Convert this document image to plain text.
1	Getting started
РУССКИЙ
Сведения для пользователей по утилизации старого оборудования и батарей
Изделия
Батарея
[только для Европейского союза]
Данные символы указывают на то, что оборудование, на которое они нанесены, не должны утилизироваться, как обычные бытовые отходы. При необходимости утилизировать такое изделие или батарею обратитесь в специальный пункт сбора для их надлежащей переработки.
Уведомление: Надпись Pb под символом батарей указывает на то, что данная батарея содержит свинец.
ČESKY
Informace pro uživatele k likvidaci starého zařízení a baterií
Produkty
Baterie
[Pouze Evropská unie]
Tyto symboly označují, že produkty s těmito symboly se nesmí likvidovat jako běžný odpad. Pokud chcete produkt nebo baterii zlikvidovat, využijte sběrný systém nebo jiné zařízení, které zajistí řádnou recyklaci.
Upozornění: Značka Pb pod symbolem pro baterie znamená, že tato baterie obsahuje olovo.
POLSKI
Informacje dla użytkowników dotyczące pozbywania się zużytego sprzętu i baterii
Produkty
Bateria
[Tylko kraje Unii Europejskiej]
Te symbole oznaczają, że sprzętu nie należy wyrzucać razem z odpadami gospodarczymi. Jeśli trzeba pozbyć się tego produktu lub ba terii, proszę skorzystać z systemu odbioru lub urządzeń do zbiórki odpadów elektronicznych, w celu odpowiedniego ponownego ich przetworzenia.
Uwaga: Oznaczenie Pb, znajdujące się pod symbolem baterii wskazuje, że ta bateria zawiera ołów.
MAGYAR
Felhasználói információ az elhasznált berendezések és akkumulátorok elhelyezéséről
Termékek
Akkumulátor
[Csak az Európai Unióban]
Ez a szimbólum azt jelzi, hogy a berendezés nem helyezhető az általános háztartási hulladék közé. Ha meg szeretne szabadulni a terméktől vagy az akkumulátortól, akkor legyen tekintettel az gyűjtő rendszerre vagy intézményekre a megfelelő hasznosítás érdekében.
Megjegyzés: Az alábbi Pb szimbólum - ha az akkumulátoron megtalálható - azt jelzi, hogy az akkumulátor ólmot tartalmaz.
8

□ □ □ □ □

* **WORK TO BE COMPLETED**:
Find every line in the records that contains the word "hogy"; copy those lines.

* **REPLY**:
Ez a szimbólum azt jelzi, hogy a berendezés nem helyezhető az általános háztartási hulladék közé. Ha meg szeretne szabadulni a terméktől vagy az akkumulátortól, akkor legyen tekintettel az gyűjtő rendszerre vagy intézményekre a megfelelő hasznosítás érdekében.
Megjegyzés: Az alábbi Pb szimbólum - ha az akkumulátoron megtalálható - azt jelzi, hogy az akkumulátor ólmot tartalmaz.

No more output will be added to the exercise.